*Task objective*.
Reproduce the listing below line for line, leaving out the picture placeholders.

*Material for the task*.
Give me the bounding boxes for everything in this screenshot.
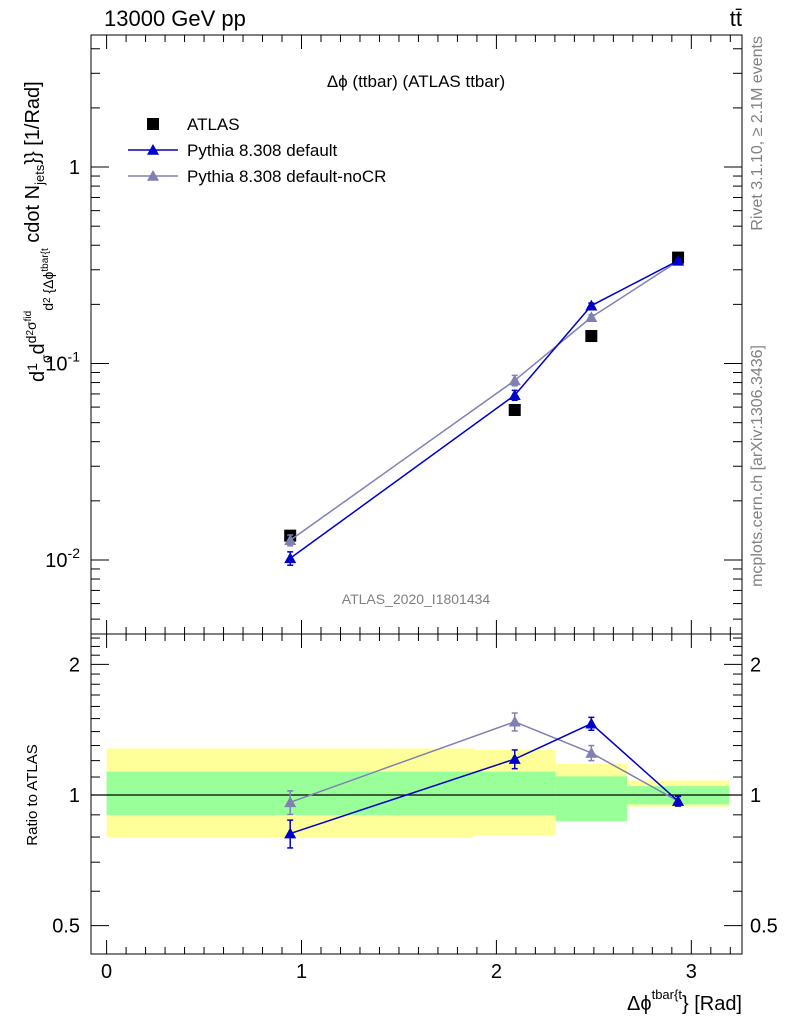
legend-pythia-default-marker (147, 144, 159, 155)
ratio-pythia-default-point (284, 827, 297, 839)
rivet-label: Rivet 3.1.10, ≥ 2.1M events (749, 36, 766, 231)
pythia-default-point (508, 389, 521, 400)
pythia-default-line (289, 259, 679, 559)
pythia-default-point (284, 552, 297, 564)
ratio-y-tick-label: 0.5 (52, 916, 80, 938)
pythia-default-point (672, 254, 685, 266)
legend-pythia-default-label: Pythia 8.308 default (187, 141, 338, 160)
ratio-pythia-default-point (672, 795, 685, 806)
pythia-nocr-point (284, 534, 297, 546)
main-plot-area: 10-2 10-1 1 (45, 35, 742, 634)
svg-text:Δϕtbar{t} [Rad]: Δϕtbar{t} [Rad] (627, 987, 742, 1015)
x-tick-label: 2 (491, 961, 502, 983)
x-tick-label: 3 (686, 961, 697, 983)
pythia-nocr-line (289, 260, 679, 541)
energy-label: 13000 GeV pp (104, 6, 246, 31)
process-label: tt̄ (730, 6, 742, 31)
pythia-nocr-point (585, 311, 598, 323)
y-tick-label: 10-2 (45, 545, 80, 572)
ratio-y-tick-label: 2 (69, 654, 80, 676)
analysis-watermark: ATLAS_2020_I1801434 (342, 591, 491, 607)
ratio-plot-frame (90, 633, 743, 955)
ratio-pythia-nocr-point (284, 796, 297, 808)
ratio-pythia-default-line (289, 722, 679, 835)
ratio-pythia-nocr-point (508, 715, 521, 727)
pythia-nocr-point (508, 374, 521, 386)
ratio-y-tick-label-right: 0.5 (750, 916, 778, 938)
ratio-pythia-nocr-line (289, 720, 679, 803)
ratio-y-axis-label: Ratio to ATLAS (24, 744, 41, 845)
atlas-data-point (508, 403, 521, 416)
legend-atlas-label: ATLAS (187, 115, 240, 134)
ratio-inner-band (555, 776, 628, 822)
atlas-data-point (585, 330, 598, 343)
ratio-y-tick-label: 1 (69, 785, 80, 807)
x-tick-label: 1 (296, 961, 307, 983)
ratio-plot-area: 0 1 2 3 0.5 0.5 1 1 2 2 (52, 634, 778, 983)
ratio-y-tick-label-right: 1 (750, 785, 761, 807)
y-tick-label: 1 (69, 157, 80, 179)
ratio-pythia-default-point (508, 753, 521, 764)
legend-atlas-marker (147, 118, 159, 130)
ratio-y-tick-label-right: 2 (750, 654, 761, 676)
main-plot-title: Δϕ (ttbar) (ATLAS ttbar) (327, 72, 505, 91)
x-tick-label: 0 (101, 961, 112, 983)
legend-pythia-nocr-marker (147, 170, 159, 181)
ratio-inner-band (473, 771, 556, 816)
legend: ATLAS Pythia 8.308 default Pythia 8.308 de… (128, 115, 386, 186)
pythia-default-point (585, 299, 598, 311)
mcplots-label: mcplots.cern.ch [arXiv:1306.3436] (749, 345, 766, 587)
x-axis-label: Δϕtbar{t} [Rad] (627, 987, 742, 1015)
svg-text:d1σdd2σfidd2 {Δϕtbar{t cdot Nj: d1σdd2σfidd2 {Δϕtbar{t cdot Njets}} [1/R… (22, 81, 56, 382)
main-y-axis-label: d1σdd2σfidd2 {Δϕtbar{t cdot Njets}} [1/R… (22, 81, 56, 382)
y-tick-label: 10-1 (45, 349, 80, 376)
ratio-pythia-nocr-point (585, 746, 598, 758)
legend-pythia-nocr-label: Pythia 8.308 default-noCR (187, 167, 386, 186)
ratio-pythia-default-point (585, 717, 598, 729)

*Result*.
Give me the bounding boxes for everything in this screenshot.
legend-pythia-default-marker (147, 144, 159, 155)
ratio-pythia-default-point (284, 827, 297, 839)
rivet-label: Rivet 3.1.10, ≥ 2.1M events (749, 36, 766, 231)
pythia-default-point (508, 389, 521, 400)
pythia-default-line (289, 259, 679, 559)
pythia-default-point (284, 552, 297, 564)
ratio-y-tick-label: 0.5 (52, 916, 80, 938)
pythia-default-point (672, 254, 685, 266)
legend-pythia-default-label: Pythia 8.308 default (187, 141, 338, 160)
ratio-pythia-default-point (672, 795, 685, 806)
pythia-nocr-point (284, 534, 297, 546)
main-plot-area: 10-2 10-1 1 (45, 35, 742, 634)
svg-text:Δϕtbar{t} [Rad]: Δϕtbar{t} [Rad] (627, 987, 742, 1015)
x-tick-label: 2 (491, 961, 502, 983)
x-tick-label: 3 (686, 961, 697, 983)
pythia-nocr-line (289, 260, 679, 541)
energy-label: 13000 GeV pp (104, 6, 246, 31)
process-label: tt̄ (730, 6, 742, 31)
pythia-nocr-point (585, 311, 598, 323)
y-tick-label: 10-2 (45, 545, 80, 572)
ratio-y-tick-label: 2 (69, 654, 80, 676)
analysis-watermark: ATLAS_2020_I1801434 (342, 591, 491, 607)
ratio-plot-frame (90, 633, 743, 955)
ratio-pythia-nocr-point (284, 796, 297, 808)
ratio-pythia-default-line (289, 722, 679, 835)
ratio-pythia-nocr-point (508, 715, 521, 727)
pythia-nocr-point (508, 374, 521, 386)
ratio-y-tick-label-right: 0.5 (750, 916, 778, 938)
ratio-pythia-nocr-line (289, 720, 679, 803)
ratio-y-axis-label: Ratio to ATLAS (24, 744, 41, 845)
atlas-data-point (508, 403, 521, 416)
legend-atlas-label: ATLAS (187, 115, 240, 134)
ratio-inner-band (555, 776, 628, 822)
atlas-data-point (585, 330, 598, 343)
ratio-y-tick-label: 1 (69, 785, 80, 807)
x-tick-label: 1 (296, 961, 307, 983)
ratio-plot-area: 0 1 2 3 0.5 0.5 1 1 2 2 (52, 634, 778, 983)
ratio-y-tick-label-right: 1 (750, 785, 761, 807)
y-tick-label: 1 (69, 157, 80, 179)
ratio-pythia-default-point (508, 753, 521, 764)
legend-atlas-marker (147, 118, 159, 130)
ratio-y-tick-label-right: 2 (750, 654, 761, 676)
main-plot-title: Δϕ (ttbar) (ATLAS ttbar) (327, 72, 505, 91)
x-tick-label: 0 (101, 961, 112, 983)
legend-pythia-nocr-marker (147, 170, 159, 181)
ratio-inner-band (473, 771, 556, 816)
legend: ATLAS Pythia 8.308 default Pythia 8.308 de… (128, 115, 386, 186)
pythia-default-point (585, 299, 598, 311)
mcplots-label: mcplots.cern.ch [arXiv:1306.3436] (749, 345, 766, 587)
x-axis-label: Δϕtbar{t} [Rad] (627, 987, 742, 1015)
svg-text:d1σdd2σfidd2 {Δϕtbar{t cdot Nj: d1σdd2σfidd2 {Δϕtbar{t cdot Njets}} [1/R… (22, 81, 56, 382)
main-y-axis-label: d1σdd2σfidd2 {Δϕtbar{t cdot Njets}} [1/R… (22, 81, 56, 382)
y-tick-label: 10-1 (45, 349, 80, 376)
ratio-pythia-nocr-point (585, 746, 598, 758)
legend-pythia-nocr-label: Pythia 8.308 default-noCR (187, 167, 386, 186)
ratio-pythia-default-point (585, 717, 598, 729)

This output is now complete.